**Passage given:**
Return the indeterminate generator of this Ore function field.

INPUT:

  • n – index of generator to return (default: 0). Exists for compatibility with other polynomial rings.

EXAMPLES:

sage: # needs sage.rings.finite_rings
sage: k.<a> = GF(5^4)
sage: Frob = k.frobenius_endomorphism()
sage: S.<x> = k['x', Frob]
sage: K = S.fraction_field()
sage: K.gen()
x
gens()#

Return the tuple of generators of self.

EXAMPLES:

sage: # needs sage.rings.finite_rings
sage: k.<a> = GF(5^4)
sage: Frob = k.frobenius_endomorphism()
sage: S.<x> = k['x', Frob]
sage: K = S.fraction_field()
sage: K.gens()
(x,)
gens_dict()#

Return a {name: variable} dictionary of the generators of this Ore function field.

EXAMPLES:

sage: # needs sage.rings.finite_rings
sage: R.<t> = ZZ[]
sage: sigma = R.hom([t+1])
sage: S.<x> = OrePolynomialRing(R, sigma)
sage: K = S.fraction_field()
sage: K.gens_dict()
{'x': x}
is_commutative()#

Return True if this Ore function field is commutative, i.e. if the twisting morphism is the identity and the twisting derivation vanishes.

EXAMPLES:

sage: # needs sage.rings.finite_rings
sage: k.<a> = GF(5^3)
sage: Frob = k.frobenius_endomorphism()
sage: S.<x> = k['x', Frob]
sage: K = S.fraction_field()
sage: K.is_commutative()
False
sage: T.<y> = k['y', Frob^3]
sage: L = T.fraction_field()
sage: L.is_commutative()
True
is_exact()#

Return True if elements of this Ore function field are exact. This happens if and only if elements of the base ring are exact.

EXAMPLES:

sage: # needs sage.rings.finite_rings
sage: k.<t> = GF(5^3)
sage: Frob = k.frobenius_endomorphism()

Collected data
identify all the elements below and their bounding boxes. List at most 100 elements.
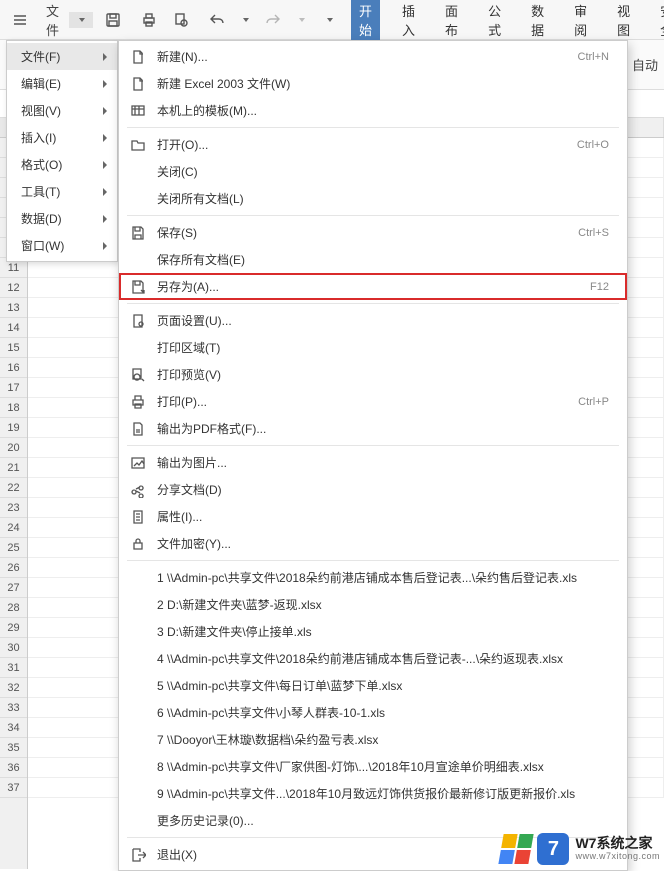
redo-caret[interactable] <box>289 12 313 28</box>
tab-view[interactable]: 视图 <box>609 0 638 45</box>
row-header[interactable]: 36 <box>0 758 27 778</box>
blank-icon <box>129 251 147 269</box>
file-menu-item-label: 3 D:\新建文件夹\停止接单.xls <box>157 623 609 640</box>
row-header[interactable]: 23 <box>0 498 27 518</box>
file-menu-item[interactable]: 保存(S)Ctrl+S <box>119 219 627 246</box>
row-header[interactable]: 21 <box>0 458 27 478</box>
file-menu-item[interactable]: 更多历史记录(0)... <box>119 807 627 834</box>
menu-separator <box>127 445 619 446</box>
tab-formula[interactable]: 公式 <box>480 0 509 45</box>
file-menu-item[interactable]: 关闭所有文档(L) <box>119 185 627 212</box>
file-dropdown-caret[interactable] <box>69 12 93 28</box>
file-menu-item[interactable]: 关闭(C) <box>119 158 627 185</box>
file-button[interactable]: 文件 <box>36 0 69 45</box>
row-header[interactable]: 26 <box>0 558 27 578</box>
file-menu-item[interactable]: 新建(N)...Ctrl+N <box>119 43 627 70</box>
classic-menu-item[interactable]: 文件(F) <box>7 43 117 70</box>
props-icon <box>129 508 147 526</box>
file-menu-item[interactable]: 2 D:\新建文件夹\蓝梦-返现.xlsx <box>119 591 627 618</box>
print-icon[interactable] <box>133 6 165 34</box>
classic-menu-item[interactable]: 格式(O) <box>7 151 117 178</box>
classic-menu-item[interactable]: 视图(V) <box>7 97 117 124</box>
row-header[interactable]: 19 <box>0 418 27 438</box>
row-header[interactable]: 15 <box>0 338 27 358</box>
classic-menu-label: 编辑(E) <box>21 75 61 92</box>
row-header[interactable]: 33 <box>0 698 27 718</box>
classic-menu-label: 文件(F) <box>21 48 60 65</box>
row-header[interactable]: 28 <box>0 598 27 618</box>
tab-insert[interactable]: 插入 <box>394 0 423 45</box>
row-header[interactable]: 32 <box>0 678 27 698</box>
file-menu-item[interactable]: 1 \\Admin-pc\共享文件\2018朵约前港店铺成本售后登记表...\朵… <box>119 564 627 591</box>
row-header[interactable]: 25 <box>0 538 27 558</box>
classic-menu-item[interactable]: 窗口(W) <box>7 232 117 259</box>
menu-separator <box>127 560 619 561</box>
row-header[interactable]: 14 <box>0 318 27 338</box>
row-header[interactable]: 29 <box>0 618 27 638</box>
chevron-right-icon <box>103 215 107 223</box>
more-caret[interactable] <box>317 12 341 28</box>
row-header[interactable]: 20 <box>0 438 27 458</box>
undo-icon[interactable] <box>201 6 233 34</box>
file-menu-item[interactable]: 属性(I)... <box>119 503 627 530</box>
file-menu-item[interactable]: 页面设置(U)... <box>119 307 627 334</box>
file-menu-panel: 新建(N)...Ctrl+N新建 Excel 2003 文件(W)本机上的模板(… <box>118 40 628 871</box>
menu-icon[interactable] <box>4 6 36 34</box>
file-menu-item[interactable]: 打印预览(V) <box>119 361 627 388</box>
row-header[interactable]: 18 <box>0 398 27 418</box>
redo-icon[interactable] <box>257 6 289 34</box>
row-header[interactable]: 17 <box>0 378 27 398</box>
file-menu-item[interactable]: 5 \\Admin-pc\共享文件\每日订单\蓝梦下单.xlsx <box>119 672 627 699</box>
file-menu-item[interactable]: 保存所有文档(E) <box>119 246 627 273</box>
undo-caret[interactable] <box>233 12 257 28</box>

**Task list:**
1. In the Ore function field documentation, under what condition are elements of an Ore function field exact?
2. Locate every line in the rows that contains the string "Admin", treating uppercase and lowercase as different, and copy each such line in full.

**Problem solutions:**
1. They are exact if and only if elements of the base ring are exact.

2.
file-menu-item[interactable]: 1 \\Admin-pc\共享文件\2018朵约前港店铺成本售后登记表...\朵… <box>119 564 627 591</box>
file-menu-item[interactable]: 5 \\Admin-pc\共享文件\每日订单\蓝梦下单.xlsx <box>119 672 627 699</box>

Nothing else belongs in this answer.